--- begin THE RECORDS ---

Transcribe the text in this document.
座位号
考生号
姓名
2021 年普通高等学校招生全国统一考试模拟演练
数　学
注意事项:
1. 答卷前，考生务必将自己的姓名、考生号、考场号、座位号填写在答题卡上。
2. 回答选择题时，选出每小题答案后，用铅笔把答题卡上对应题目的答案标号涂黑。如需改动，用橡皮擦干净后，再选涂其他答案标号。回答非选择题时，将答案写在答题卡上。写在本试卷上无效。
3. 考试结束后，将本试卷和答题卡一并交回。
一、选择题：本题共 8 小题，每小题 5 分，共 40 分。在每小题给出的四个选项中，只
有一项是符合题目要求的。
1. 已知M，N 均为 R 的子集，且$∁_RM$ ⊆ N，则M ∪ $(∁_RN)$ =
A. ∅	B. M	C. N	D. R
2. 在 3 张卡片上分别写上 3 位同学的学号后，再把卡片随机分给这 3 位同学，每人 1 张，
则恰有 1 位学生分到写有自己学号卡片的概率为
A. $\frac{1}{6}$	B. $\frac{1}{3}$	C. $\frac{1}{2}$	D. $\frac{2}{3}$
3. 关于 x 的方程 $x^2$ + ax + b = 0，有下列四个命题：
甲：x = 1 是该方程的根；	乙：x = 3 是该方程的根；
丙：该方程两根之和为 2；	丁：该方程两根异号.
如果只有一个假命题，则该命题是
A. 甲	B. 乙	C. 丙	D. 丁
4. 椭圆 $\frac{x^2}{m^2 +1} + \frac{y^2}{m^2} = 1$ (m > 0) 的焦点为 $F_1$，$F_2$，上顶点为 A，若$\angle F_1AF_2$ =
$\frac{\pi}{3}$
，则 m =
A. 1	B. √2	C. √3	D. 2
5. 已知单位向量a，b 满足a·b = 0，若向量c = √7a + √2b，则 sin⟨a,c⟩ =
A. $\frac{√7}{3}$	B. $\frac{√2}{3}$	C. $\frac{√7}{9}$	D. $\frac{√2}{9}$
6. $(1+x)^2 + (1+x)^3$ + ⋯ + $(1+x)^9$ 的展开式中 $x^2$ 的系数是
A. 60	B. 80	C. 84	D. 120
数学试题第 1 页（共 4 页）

--- end THE RECORDS ---

= EXERCISE =
Repeat each record exactly, leaving nothing out.

= ANSWER FOR THE TASK =
Transcribe the text in this document.
座位号
考生号
姓名
2021 年普通高等学校招生全国统一考试模拟演练
数　学
注意事项:
1. 答卷前，考生务必将自己的姓名、考生号、考场号、座位号填写在答题卡上。
2. 回答选择题时，选出每小题答案后，用铅笔把答题卡上对应题目的答案标号涂黑。如需改动，用橡皮擦干净后，再选涂其他答案标号。回答非选择题时，将答案写在答题卡上。写在本试卷上无效。
3. 考试结束后，将本试卷和答题卡一并交回。
一、选择题：本题共 8 小题，每小题 5 分，共 40 分。在每小题给出的四个选项中，只
有一项是符合题目要求的。
1. 已知M，N 均为 R 的子集，且$∁_RM$ ⊆ N，则M ∪ $(∁_RN)$ =
A. ∅	B. M	C. N	D. R
2. 在 3 张卡片上分别写上 3 位同学的学号后，再把卡片随机分给这 3 位同学，每人 1 张，
则恰有 1 位学生分到写有自己学号卡片的概率为
A. $\frac{1}{6}$	B. $\frac{1}{3}$	C. $\frac{1}{2}$	D. $\frac{2}{3}$
3. 关于 x 的方程 $x^2$ + ax + b = 0，有下列四个命题：
甲：x = 1 是该方程的根；	乙：x = 3 是该方程的根；
丙：该方程两根之和为 2；	丁：该方程两根异号.
如果只有一个假命题，则该命题是
A. 甲	B. 乙	C. 丙	D. 丁
4. 椭圆 $\frac{x^2}{m^2 +1} + \frac{y^2}{m^2} = 1$ (m > 0) 的焦点为 $F_1$，$F_2$，上顶点为 A，若$\angle F_1AF_2$ =
$\frac{\pi}{3}$
，则 m =
A. 1	B. √2	C. √3	D. 2
5. 已知单位向量a，b 满足a·b = 0，若向量c = √7a + √2b，则 sin⟨a,c⟩ =
A. $\frac{√7}{3}$	B. $\frac{√2}{3}$	C. $\frac{√7}{9}$	D. $\frac{√2}{9}$
6. $(1+x)^2 + (1+x)^3$ + ⋯ + $(1+x)^9$ 的展开式中 $x^2$ 的系数是
A. 60	B. 80	C. 84	D. 120
数学试题第 1 页（共 4 页）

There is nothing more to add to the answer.